Repeat the lines below exactly as they appear, but leave out the images.

**Dataset content:**

□ □ □ □

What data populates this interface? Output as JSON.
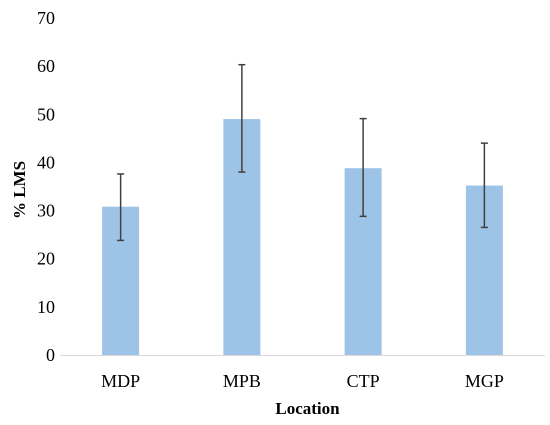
{
  "chart_data": {
    "type": "bar",
    "categories": [
      "MDP",
      "MPB",
      "CTP",
      "MGP"
    ],
    "values": [
      30.8,
      49.0,
      38.8,
      35.2
    ],
    "error_bars": {
      "lower": [
        23.8,
        38.0,
        28.8,
        26.5
      ],
      "upper": [
        37.6,
        60.3,
        49.1,
        44.0
      ]
    },
    "title": "",
    "xlabel": "Location",
    "ylabel": "% LMS",
    "ylim": [
      0,
      70
    ],
    "yticks": [
      0,
      10,
      20,
      30,
      40,
      50,
      60,
      70
    ],
    "ytick_labels": [
      "0",
      "10",
      "20",
      "30",
      "40",
      "50",
      "60",
      "70"
    ],
    "grid": false,
    "legend": "none",
    "colors": {
      "bar": "#9dc3e6",
      "error_bar": "#404040",
      "axis": "#d9d9d9"
    }
  }
}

□ □ □ □

**Solution for this exercise:**
What data populates this interface? Output as JSON.
{
  "chart_data": {
    "type": "bar",
    "categories": [
      "MDP",
      "MPB",
      "CTP",
      "MGP"
    ],
    "values": [
      30.8,
      49.0,
      38.8,
      35.2
    ],
    "error_bars": {
      "lower": [
        23.8,
        38.0,
        28.8,
        26.5
      ],
      "upper": [
        37.6,
        60.3,
        49.1,
        44.0
      ]
    },
    "title": "",
    "xlabel": "Location",
    "ylabel": "% LMS",
    "ylim": [
      0,
      70
    ],
    "yticks": [
      0,
      10,
      20,
      30,
      40,
      50,
      60,
      70
    ],
    "ytick_labels": [
      "0",
      "10",
      "20",
      "30",
      "40",
      "50",
      "60",
      "70"
    ],
    "grid": false,
    "legend": "none",
    "colors": {
      "bar": "#9dc3e6",
      "error_bar": "#404040",
      "axis": "#d9d9d9"
    }
  }
}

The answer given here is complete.